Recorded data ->
==*==

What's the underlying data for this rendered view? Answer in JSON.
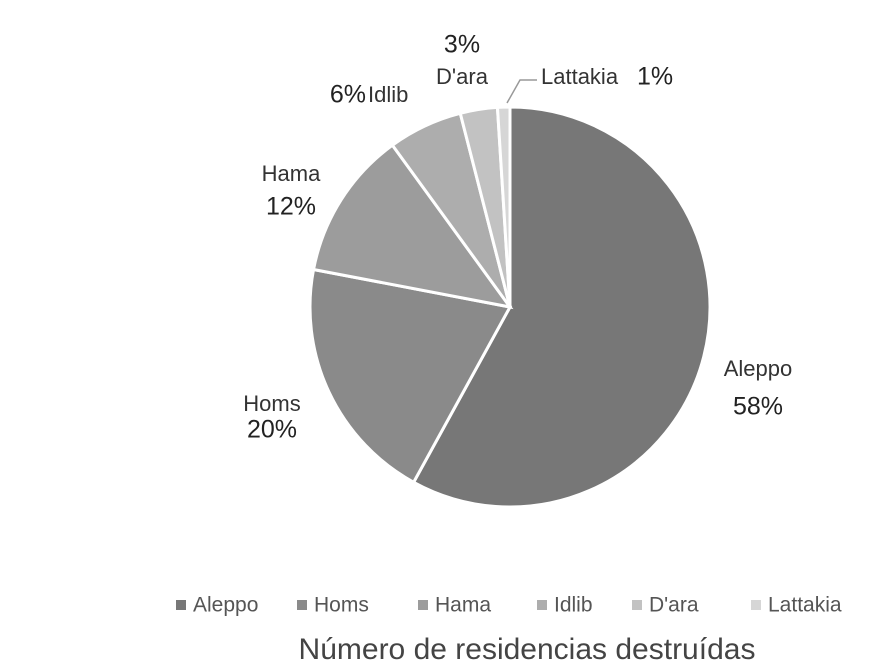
{
  "chart_data": {
    "type": "pie",
    "title": "Número de residencias destruídas",
    "categories": [
      "Aleppo",
      "Homs",
      "Hama",
      "Idlib",
      "D'ara",
      "Lattakia"
    ],
    "values": [
      58,
      20,
      12,
      6,
      3,
      1
    ],
    "value_labels": [
      "58%",
      "20%",
      "12%",
      "6%",
      "3%",
      "1%"
    ],
    "colors": [
      "#777777",
      "#8a8a8a",
      "#9c9c9c",
      "#adadad",
      "#c2c2c2",
      "#d6d6d6"
    ],
    "legend": "bottom"
  }
}
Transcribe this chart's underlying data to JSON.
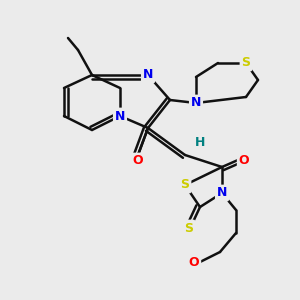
{
  "background_color": "#ebebeb",
  "atom_colors": {
    "S": "#cccc00",
    "N": "#0000ee",
    "O": "#ff0000",
    "C": "#000000",
    "H": "#008080"
  },
  "bond_color": "#111111",
  "bond_width": 1.8
}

==*==

Reproduce each entry verbatim, excluding any embedded images.

Solution for this problem ->
What's the underlying data for this rendered view? Answer in JSON.
{
  "chart_data": {
    "type": "pie",
    "title": "Número de residencias destruídas",
    "categories": [
      "Aleppo",
      "Homs",
      "Hama",
      "Idlib",
      "D'ara",
      "Lattakia"
    ],
    "values": [
      58,
      20,
      12,
      6,
      3,
      1
    ],
    "value_labels": [
      "58%",
      "20%",
      "12%",
      "6%",
      "3%",
      "1%"
    ],
    "colors": [
      "#777777",
      "#8a8a8a",
      "#9c9c9c",
      "#adadad",
      "#c2c2c2",
      "#d6d6d6"
    ],
    "legend": "bottom"
  }
}
Transcribe this chart's underlying data to JSON.
{
  "background_color": "#ebebeb",
  "atom_colors": {
    "S": "#cccc00",
    "N": "#0000ee",
    "O": "#ff0000",
    "C": "#000000",
    "H": "#008080"
  },
  "bond_color": "#111111",
  "bond_width": 1.8
}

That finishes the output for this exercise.